> [What is required]: Look through the records below, count the lines with the word "ANCHOR", and reply with only the number.

===== Items =====

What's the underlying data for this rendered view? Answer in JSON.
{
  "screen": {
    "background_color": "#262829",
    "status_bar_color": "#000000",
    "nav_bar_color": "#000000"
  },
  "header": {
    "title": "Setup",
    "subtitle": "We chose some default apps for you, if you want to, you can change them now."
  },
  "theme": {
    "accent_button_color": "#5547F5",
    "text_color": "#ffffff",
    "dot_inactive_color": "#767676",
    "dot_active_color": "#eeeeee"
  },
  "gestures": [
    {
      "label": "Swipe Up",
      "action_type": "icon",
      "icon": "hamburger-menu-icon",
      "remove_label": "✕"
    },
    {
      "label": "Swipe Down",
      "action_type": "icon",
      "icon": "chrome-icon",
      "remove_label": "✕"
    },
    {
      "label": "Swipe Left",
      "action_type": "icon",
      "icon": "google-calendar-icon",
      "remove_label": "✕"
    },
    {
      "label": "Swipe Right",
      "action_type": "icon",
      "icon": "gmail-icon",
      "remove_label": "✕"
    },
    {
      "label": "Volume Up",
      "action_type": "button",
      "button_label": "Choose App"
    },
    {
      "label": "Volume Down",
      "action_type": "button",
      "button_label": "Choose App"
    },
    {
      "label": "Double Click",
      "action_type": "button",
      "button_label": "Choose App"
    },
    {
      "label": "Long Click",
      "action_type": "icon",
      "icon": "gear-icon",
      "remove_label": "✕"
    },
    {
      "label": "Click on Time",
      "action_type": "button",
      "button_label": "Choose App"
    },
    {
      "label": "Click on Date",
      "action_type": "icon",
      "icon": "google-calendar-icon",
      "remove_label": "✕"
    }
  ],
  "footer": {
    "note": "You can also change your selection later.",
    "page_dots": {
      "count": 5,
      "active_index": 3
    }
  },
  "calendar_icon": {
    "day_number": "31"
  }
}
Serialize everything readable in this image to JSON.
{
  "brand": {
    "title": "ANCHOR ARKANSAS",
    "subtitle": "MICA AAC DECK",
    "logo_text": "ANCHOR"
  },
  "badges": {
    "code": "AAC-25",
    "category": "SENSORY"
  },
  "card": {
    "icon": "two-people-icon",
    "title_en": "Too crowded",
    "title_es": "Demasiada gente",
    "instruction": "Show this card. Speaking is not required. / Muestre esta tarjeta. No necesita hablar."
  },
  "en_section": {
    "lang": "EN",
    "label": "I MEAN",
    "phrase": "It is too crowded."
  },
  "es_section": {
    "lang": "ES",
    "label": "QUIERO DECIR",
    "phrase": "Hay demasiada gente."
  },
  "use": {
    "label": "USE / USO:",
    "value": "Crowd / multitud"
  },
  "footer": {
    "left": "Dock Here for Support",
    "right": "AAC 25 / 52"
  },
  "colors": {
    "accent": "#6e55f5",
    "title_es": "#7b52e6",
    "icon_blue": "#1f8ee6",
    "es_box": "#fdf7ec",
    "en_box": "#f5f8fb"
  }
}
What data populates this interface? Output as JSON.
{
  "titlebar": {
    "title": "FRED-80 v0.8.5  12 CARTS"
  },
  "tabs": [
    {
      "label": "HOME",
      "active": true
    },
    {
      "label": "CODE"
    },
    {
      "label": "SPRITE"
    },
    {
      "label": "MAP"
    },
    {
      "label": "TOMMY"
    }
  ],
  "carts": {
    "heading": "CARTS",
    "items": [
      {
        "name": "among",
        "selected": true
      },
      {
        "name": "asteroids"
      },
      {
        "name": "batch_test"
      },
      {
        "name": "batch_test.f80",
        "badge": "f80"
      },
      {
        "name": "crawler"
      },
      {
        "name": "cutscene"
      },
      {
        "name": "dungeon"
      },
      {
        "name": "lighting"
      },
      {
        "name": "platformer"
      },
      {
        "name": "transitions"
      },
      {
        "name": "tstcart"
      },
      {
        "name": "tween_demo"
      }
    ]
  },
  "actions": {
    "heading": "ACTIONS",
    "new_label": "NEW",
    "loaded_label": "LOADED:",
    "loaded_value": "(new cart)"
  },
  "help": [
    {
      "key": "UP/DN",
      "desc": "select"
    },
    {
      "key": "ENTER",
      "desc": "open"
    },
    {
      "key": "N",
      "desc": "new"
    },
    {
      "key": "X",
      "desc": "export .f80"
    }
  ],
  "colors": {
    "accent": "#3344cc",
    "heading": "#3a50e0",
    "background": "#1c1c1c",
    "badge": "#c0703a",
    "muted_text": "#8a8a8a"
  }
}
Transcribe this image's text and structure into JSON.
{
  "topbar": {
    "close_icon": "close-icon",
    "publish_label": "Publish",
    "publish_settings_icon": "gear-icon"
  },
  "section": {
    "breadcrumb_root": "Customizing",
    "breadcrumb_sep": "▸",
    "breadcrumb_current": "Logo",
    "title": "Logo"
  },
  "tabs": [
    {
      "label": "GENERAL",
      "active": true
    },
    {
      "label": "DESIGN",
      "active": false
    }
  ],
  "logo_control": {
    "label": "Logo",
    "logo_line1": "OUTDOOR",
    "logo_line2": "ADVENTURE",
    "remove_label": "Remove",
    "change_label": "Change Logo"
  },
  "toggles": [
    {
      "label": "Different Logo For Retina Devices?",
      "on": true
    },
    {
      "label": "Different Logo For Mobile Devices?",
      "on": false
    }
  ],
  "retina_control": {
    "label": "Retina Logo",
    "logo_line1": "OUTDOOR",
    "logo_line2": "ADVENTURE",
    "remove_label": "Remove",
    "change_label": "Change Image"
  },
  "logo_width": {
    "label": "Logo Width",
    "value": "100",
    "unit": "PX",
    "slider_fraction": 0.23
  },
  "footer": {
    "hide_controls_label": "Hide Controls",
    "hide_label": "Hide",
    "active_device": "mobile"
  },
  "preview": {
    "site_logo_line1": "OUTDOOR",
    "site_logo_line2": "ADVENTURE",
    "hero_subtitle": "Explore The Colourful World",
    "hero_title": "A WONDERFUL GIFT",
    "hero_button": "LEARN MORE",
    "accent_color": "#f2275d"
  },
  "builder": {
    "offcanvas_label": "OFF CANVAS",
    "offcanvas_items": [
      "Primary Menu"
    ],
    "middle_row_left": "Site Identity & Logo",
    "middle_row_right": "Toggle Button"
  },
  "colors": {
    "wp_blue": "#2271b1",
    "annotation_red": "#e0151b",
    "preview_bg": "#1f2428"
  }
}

=====

> [Finished task]: 2